YOUR INSTRUCTIONS => Give back the full material, exactly as it reads.

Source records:

=======

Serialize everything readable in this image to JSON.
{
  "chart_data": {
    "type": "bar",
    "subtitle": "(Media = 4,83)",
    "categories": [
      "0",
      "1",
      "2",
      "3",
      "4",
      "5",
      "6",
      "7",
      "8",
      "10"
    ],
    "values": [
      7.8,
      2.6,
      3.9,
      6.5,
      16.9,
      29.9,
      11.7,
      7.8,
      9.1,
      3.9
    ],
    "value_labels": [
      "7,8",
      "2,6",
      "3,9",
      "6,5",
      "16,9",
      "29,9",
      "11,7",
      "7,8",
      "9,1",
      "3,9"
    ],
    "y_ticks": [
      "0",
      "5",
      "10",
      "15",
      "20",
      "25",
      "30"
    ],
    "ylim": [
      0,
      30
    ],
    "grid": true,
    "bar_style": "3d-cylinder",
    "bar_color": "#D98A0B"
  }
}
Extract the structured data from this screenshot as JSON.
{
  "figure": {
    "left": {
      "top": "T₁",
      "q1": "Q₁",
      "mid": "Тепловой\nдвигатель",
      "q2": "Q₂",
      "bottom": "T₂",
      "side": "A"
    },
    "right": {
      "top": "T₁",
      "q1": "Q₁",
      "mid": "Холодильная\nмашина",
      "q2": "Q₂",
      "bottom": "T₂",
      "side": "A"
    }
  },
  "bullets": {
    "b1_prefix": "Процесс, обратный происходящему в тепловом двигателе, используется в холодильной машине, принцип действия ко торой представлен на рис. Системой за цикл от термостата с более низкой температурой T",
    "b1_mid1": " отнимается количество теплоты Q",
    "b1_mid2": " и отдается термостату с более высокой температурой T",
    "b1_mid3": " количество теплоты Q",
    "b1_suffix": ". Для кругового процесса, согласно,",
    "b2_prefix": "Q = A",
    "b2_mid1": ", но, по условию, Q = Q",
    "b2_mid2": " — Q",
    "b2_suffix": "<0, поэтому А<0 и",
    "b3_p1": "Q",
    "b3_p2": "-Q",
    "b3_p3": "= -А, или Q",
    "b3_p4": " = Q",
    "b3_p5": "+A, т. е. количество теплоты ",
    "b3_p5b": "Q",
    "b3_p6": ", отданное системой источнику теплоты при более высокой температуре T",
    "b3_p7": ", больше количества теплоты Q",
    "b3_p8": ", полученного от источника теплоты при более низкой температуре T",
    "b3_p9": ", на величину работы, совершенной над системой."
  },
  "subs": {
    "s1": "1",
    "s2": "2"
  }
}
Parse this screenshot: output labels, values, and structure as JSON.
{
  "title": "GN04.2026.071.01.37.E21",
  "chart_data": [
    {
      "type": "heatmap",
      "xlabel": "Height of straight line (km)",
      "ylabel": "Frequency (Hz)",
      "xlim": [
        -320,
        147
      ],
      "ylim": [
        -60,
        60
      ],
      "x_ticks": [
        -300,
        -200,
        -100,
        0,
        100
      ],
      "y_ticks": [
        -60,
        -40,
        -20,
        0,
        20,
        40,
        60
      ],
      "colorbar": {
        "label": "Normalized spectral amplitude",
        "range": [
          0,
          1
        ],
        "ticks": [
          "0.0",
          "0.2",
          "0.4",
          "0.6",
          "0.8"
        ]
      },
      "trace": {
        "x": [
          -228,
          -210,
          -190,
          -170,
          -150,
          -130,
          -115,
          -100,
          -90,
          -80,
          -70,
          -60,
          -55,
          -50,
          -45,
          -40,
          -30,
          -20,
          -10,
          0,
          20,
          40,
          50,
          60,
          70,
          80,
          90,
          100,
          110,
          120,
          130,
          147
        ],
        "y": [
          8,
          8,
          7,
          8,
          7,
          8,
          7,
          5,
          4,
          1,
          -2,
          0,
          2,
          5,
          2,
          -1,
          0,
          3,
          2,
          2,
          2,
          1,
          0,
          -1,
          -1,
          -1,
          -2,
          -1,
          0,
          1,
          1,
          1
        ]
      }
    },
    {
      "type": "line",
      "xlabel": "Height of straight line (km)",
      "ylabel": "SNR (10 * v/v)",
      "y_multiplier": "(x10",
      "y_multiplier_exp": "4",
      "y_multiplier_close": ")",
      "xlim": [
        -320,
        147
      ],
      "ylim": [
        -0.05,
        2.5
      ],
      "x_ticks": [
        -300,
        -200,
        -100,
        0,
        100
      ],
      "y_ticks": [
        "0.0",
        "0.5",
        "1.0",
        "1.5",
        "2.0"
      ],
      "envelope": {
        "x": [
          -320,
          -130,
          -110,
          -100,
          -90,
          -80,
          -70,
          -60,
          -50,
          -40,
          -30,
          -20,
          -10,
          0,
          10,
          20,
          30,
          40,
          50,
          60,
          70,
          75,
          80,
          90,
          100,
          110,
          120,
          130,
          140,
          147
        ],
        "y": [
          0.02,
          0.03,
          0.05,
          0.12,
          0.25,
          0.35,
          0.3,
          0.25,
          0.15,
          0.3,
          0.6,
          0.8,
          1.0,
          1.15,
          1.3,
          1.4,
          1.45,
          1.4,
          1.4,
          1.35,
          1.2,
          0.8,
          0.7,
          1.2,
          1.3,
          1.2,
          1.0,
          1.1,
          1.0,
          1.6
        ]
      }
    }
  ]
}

=======

ANSWER TO THIS EXERCISE =>
Serialize everything readable in this image to JSON.
{
  "chart_data": {
    "type": "bar",
    "subtitle": "(Media = 4,83)",
    "categories": [
      "0",
      "1",
      "2",
      "3",
      "4",
      "5",
      "6",
      "7",
      "8",
      "10"
    ],
    "values": [
      7.8,
      2.6,
      3.9,
      6.5,
      16.9,
      29.9,
      11.7,
      7.8,
      9.1,
      3.9
    ],
    "value_labels": [
      "7,8",
      "2,6",
      "3,9",
      "6,5",
      "16,9",
      "29,9",
      "11,7",
      "7,8",
      "9,1",
      "3,9"
    ],
    "y_ticks": [
      "0",
      "5",
      "10",
      "15",
      "20",
      "25",
      "30"
    ],
    "ylim": [
      0,
      30
    ],
    "grid": true,
    "bar_style": "3d-cylinder",
    "bar_color": "#D98A0B"
  }
}
Extract the structured data from this screenshot as JSON.
{
  "figure": {
    "left": {
      "top": "T₁",
      "q1": "Q₁",
      "mid": "Тепловой\nдвигатель",
      "q2": "Q₂",
      "bottom": "T₂",
      "side": "A"
    },
    "right": {
      "top": "T₁",
      "q1": "Q₁",
      "mid": "Холодильная\nмашина",
      "q2": "Q₂",
      "bottom": "T₂",
      "side": "A"
    }
  },
  "bullets": {
    "b1_prefix": "Процесс, обратный происходящему в тепловом двигателе, используется в холодильной машине, принцип действия ко торой представлен на рис. Системой за цикл от термостата с более низкой температурой T",
    "b1_mid1": " отнимается количество теплоты Q",
    "b1_mid2": " и отдается термостату с более высокой температурой T",
    "b1_mid3": " количество теплоты Q",
    "b1_suffix": ". Для кругового процесса, согласно,",
    "b2_prefix": "Q = A",
    "b2_mid1": ", но, по условию, Q = Q",
    "b2_mid2": " — Q",
    "b2_suffix": "<0, поэтому А<0 и",
    "b3_p1": "Q",
    "b3_p2": "-Q",
    "b3_p3": "= -А, или Q",
    "b3_p4": " = Q",
    "b3_p5": "+A, т. е. количество теплоты ",
    "b3_p5b": "Q",
    "b3_p6": ", отданное системой источнику теплоты при более высокой температуре T",
    "b3_p7": ", больше количества теплоты Q",
    "b3_p8": ", полученного от источника теплоты при более низкой температуре T",
    "b3_p9": ", на величину работы, совершенной над системой."
  },
  "subs": {
    "s1": "1",
    "s2": "2"
  }
}
Parse this screenshot: output labels, values, and structure as JSON.
{
  "title": "GN04.2026.071.01.37.E21",
  "chart_data": [
    {
      "type": "heatmap",
      "xlabel": "Height of straight line (km)",
      "ylabel": "Frequency (Hz)",
      "xlim": [
        -320,
        147
      ],
      "ylim": [
        -60,
        60
      ],
      "x_ticks": [
        -300,
        -200,
        -100,
        0,
        100
      ],
      "y_ticks": [
        -60,
        -40,
        -20,
        0,
        20,
        40,
        60
      ],
      "colorbar": {
        "label": "Normalized spectral amplitude",
        "range": [
          0,
          1
        ],
        "ticks": [
          "0.0",
          "0.2",
          "0.4",
          "0.6",
          "0.8"
        ]
      },
      "trace": {
        "x": [
          -228,
          -210,
          -190,
          -170,
          -150,
          -130,
          -115,
          -100,
          -90,
          -80,
          -70,
          -60,
          -55,
          -50,
          -45,
          -40,
          -30,
          -20,
          -10,
          0,
          20,
          40,
          50,
          60,
          70,
          80,
          90,
          100,
          110,
          120,
          130,
          147
        ],
        "y": [
          8,
          8,
          7,
          8,
          7,
          8,
          7,
          5,
          4,
          1,
          -2,
          0,
          2,
          5,
          2,
          -1,
          0,
          3,
          2,
          2,
          2,
          1,
          0,
          -1,
          -1,
          -1,
          -2,
          -1,
          0,
          1,
          1,
          1
        ]
      }
    },
    {
      "type": "line",
      "xlabel": "Height of straight line (km)",
      "ylabel": "SNR (10 * v/v)",
      "y_multiplier": "(x10",
      "y_multiplier_exp": "4",
      "y_multiplier_close": ")",
      "xlim": [
        -320,
        147
      ],
      "ylim": [
        -0.05,
        2.5
      ],
      "x_ticks": [
        -300,
        -200,
        -100,
        0,
        100
      ],
      "y_ticks": [
        "0.0",
        "0.5",
        "1.0",
        "1.5",
        "2.0"
      ],
      "envelope": {
        "x": [
          -320,
          -130,
          -110,
          -100,
          -90,
          -80,
          -70,
          -60,
          -50,
          -40,
          -30,
          -20,
          -10,
          0,
          10,
          20,
          30,
          40,
          50,
          60,
          70,
          75,
          80,
          90,
          100,
          110,
          120,
          130,
          140,
          147
        ],
        "y": [
          0.02,
          0.03,
          0.05,
          0.12,
          0.25,
          0.35,
          0.3,
          0.25,
          0.15,
          0.3,
          0.6,
          0.8,
          1.0,
          1.15,
          1.3,
          1.4,
          1.45,
          1.4,
          1.4,
          1.35,
          1.2,
          0.8,
          0.7,
          1.2,
          1.3,
          1.2,
          1.0,
          1.1,
          1.0,
          1.6
        ]
      }
    }
  ]
}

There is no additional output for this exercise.